Extracted records
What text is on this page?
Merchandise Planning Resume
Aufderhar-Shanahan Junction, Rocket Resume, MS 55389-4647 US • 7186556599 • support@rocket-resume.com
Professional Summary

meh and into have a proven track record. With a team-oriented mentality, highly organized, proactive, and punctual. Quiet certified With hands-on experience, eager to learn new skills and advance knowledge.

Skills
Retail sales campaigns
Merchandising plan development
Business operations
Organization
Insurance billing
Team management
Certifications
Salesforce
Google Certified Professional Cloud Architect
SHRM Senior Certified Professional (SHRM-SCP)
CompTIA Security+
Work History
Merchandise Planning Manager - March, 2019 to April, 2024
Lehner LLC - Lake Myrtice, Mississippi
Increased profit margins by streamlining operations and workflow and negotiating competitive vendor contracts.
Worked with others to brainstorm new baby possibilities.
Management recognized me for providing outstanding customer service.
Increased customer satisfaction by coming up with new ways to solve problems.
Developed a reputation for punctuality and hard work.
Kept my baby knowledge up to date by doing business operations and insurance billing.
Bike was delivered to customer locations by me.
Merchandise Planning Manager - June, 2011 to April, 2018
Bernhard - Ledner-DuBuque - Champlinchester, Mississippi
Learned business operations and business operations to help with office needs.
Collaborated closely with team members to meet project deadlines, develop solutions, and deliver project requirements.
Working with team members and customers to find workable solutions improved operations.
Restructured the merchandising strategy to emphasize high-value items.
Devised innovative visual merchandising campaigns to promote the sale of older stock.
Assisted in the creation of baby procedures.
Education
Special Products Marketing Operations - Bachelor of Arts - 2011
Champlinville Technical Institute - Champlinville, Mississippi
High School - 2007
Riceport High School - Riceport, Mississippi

Direction
Copy out all of the data exactly, leaving nothing out.

Task result
What text is on this page?
Merchandise Planning Resume
Aufderhar-Shanahan Junction, Rocket Resume, MS 55389-4647 US • 7186556599 • support@rocket-resume.com
Professional Summary

meh and into have a proven track record. With a team-oriented mentality, highly organized, proactive, and punctual. Quiet certified With hands-on experience, eager to learn new skills and advance knowledge.

Skills
Retail sales campaigns
Merchandising plan development
Business operations
Organization
Insurance billing
Team management
Certifications
Salesforce
Google Certified Professional Cloud Architect
SHRM Senior Certified Professional (SHRM-SCP)
CompTIA Security+
Work History
Merchandise Planning Manager - March, 2019 to April, 2024
Lehner LLC - Lake Myrtice, Mississippi
Increased profit margins by streamlining operations and workflow and negotiating competitive vendor contracts.
Worked with others to brainstorm new baby possibilities.
Management recognized me for providing outstanding customer service.
Increased customer satisfaction by coming up with new ways to solve problems.
Developed a reputation for punctuality and hard work.
Kept my baby knowledge up to date by doing business operations and insurance billing.
Bike was delivered to customer locations by me.
Merchandise Planning Manager - June, 2011 to April, 2018
Bernhard - Ledner-DuBuque - Champlinchester, Mississippi
Learned business operations and business operations to help with office needs.
Collaborated closely with team members to meet project deadlines, develop solutions, and deliver project requirements.
Working with team members and customers to find workable solutions improved operations.
Restructured the merchandising strategy to emphasize high-value items.
Devised innovative visual merchandising campaigns to promote the sale of older stock.
Assisted in the creation of baby procedures.
Education
Special Products Marketing Operations - Bachelor of Arts - 2011
Champlinville Technical Institute - Champlinville, Mississippi
High School - 2007
Riceport High School - Riceport, Mississippi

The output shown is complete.